- [Stated problem] Without the pictures, give the entries below again exactly as written.

- [Records for the exercise]
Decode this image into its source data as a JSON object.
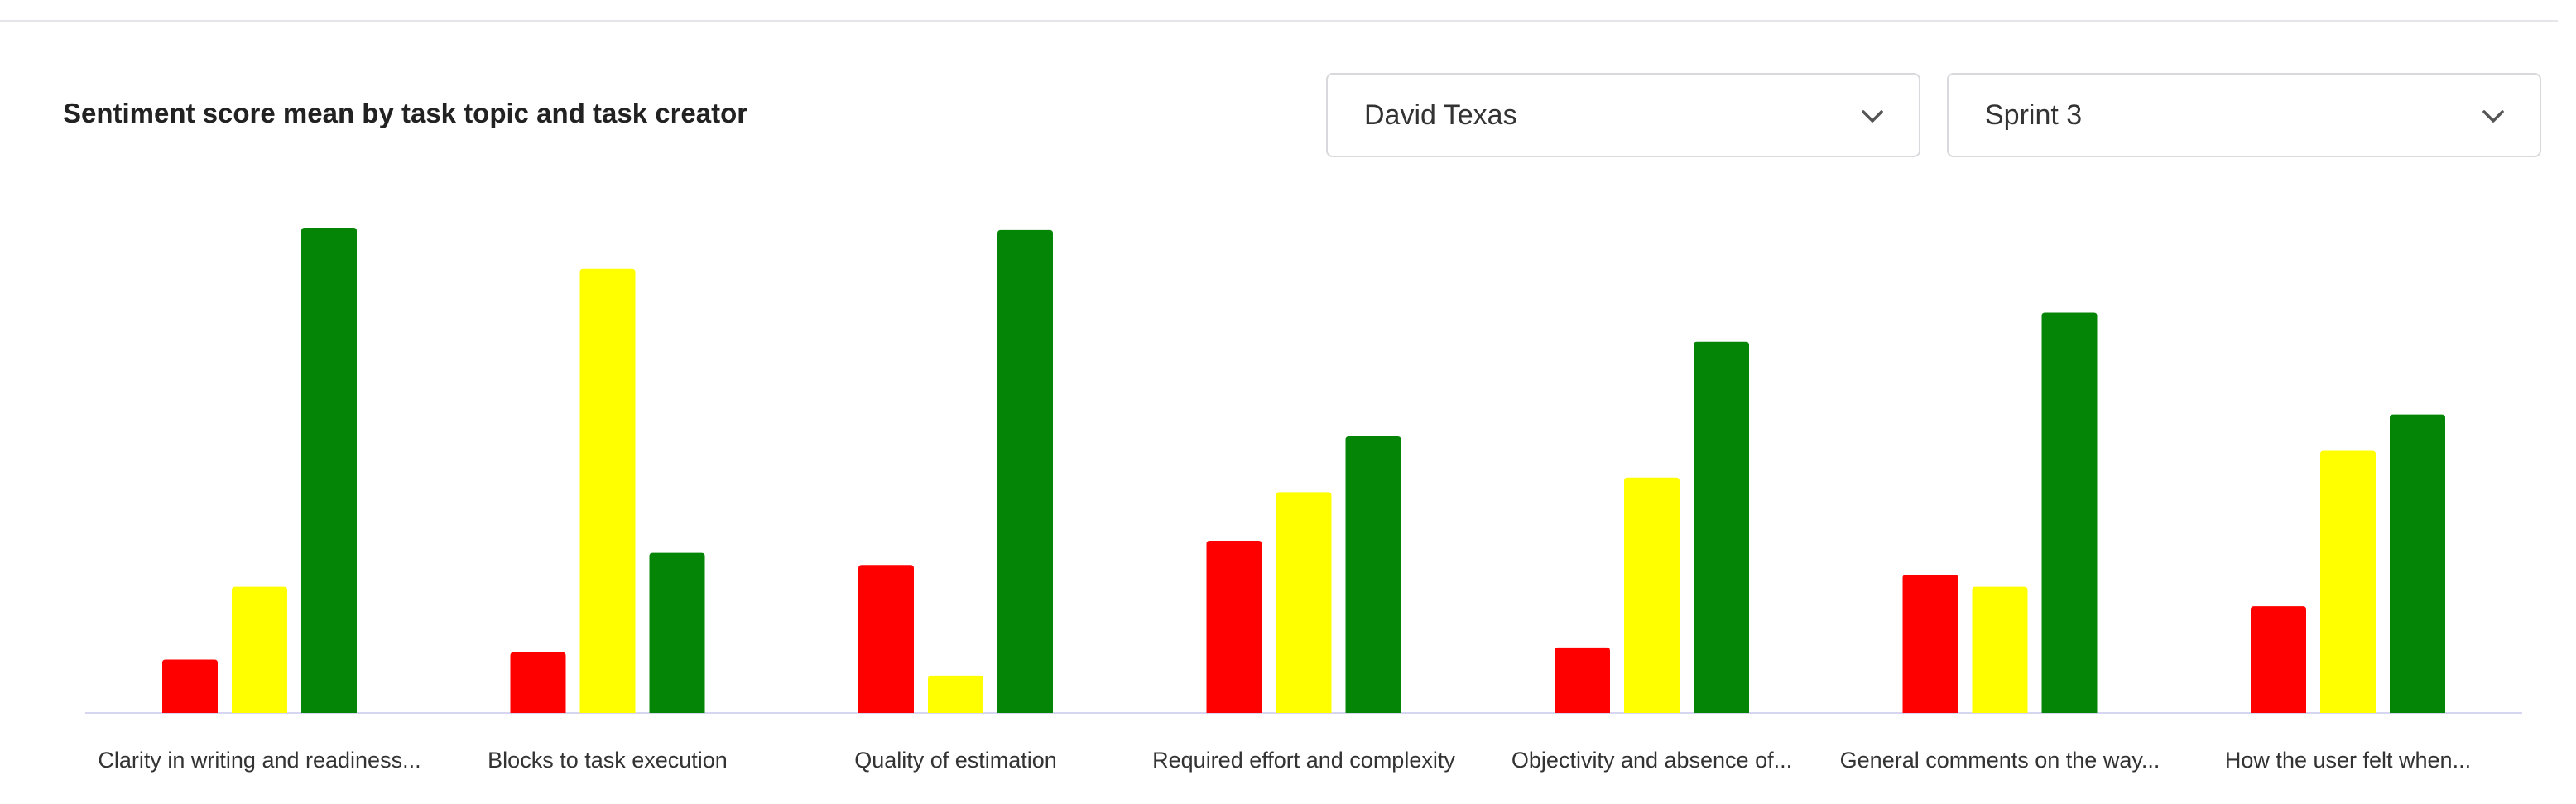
{
  "filters": {
    "creator": {
      "value": "David Texas",
      "icon": "chevron-down-icon"
    },
    "sprint": {
      "value": "Sprint 3",
      "icon": "chevron-down-icon"
    }
  },
  "colors": {
    "negative": "#ff0000",
    "neutral": "#ffff00",
    "positive": "#058505",
    "axis": "#d6d6f0"
  },
  "chart_data": {
    "type": "bar",
    "title": "Sentiment score mean by task topic and task creator",
    "xlabel": "",
    "ylabel": "",
    "ylim": [
      0,
      1
    ],
    "grid": false,
    "legend": "none",
    "categories": [
      "Clarity in writing and readiness...",
      "Blocks to task execution",
      "Quality of estimation",
      "Required effort and complexity",
      "Objectivity and absence of...",
      "General comments on the way...",
      "How the user felt when..."
    ],
    "series": [
      {
        "color": "#ff0000",
        "values": [
          0.11,
          0.125,
          0.305,
          0.355,
          0.135,
          0.285,
          0.22
        ]
      },
      {
        "color": "#ffff00",
        "values": [
          0.26,
          0.915,
          0.077,
          0.455,
          0.485,
          0.26,
          0.54
        ]
      },
      {
        "color": "#058505",
        "values": [
          1.0,
          0.33,
          0.995,
          0.57,
          0.765,
          0.825,
          0.615
        ]
      }
    ]
  }
}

- [Solved exercise]
Decode this image into its source data as a JSON object.
{
  "filters": {
    "creator": {
      "value": "David Texas",
      "icon": "chevron-down-icon"
    },
    "sprint": {
      "value": "Sprint 3",
      "icon": "chevron-down-icon"
    }
  },
  "colors": {
    "negative": "#ff0000",
    "neutral": "#ffff00",
    "positive": "#058505",
    "axis": "#d6d6f0"
  },
  "chart_data": {
    "type": "bar",
    "title": "Sentiment score mean by task topic and task creator",
    "xlabel": "",
    "ylabel": "",
    "ylim": [
      0,
      1
    ],
    "grid": false,
    "legend": "none",
    "categories": [
      "Clarity in writing and readiness...",
      "Blocks to task execution",
      "Quality of estimation",
      "Required effort and complexity",
      "Objectivity and absence of...",
      "General comments on the way...",
      "How the user felt when..."
    ],
    "series": [
      {
        "color": "#ff0000",
        "values": [
          0.11,
          0.125,
          0.305,
          0.355,
          0.135,
          0.285,
          0.22
        ]
      },
      {
        "color": "#ffff00",
        "values": [
          0.26,
          0.915,
          0.077,
          0.455,
          0.485,
          0.26,
          0.54
        ]
      },
      {
        "color": "#058505",
        "values": [
          1.0,
          0.33,
          0.995,
          0.57,
          0.765,
          0.825,
          0.615
        ]
      }
    ]
  }
}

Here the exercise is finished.